(A run of records)
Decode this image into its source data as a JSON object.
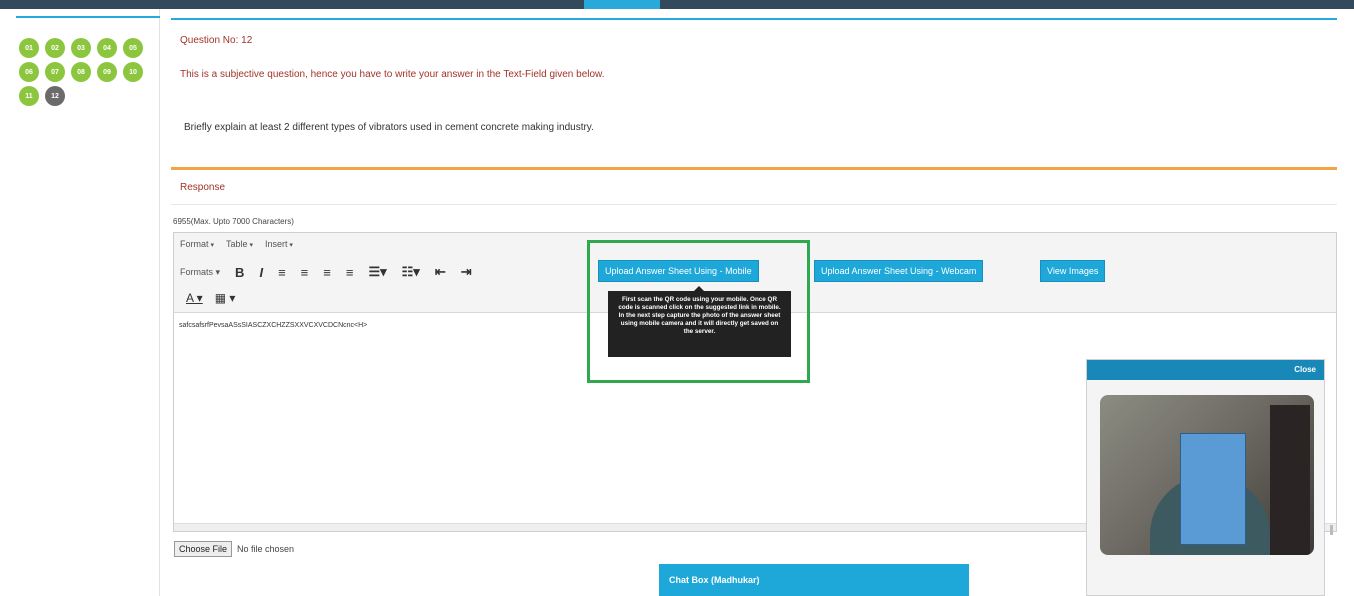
{
  "sidebar": {
    "questions": [
      "01",
      "02",
      "03",
      "04",
      "05",
      "06",
      "07",
      "08",
      "09",
      "10",
      "11",
      "12"
    ],
    "current": "12",
    "answered_color": "#8cc63f",
    "current_color": "#6b6b6b"
  },
  "question": {
    "number_label": "Question No: 12",
    "instruction": "This is a subjective question, hence you have to write your answer in the Text-Field given below.",
    "text": "Briefly explain at least 2 different types of vibrators used in cement concrete making industry."
  },
  "response": {
    "label": "Response",
    "counter": "6955(Max. Upto 7000 Characters)"
  },
  "editor": {
    "menu": [
      "Format",
      "Table",
      "Insert"
    ],
    "formats_label": "Formats",
    "content": "safcsafsrfPevsaASsSIASCZXCHZZSXXVCXVCDCNcnc<H>",
    "upload_mobile_label": "Upload Answer Sheet Using - Mobile",
    "upload_webcam_label": "Upload Answer Sheet Using - Webcam",
    "view_images_label": "View Images",
    "button_color": "#1ea8d9"
  },
  "tooltip": {
    "text": "First scan the QR code using your mobile. Once QR code is scanned click on the suggested link in mobile. In the next step capture the photo of the answer sheet using mobile camera and it will directly get saved on the server."
  },
  "file": {
    "choose_label": "Choose File",
    "status": "No file chosen"
  },
  "chat": {
    "title": "Chat Box (Madhukar)"
  },
  "webcam": {
    "close_label": "Close"
  },
  "colors": {
    "accent": "#29a8dc",
    "highlight": "#2fa84f",
    "warning_line": "#f2a548",
    "red_text": "#a0342a"
  }
}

*Written instruction*
Go over the records above and tally each line that includes "your". Give the total by itself.

*Exercise response*
2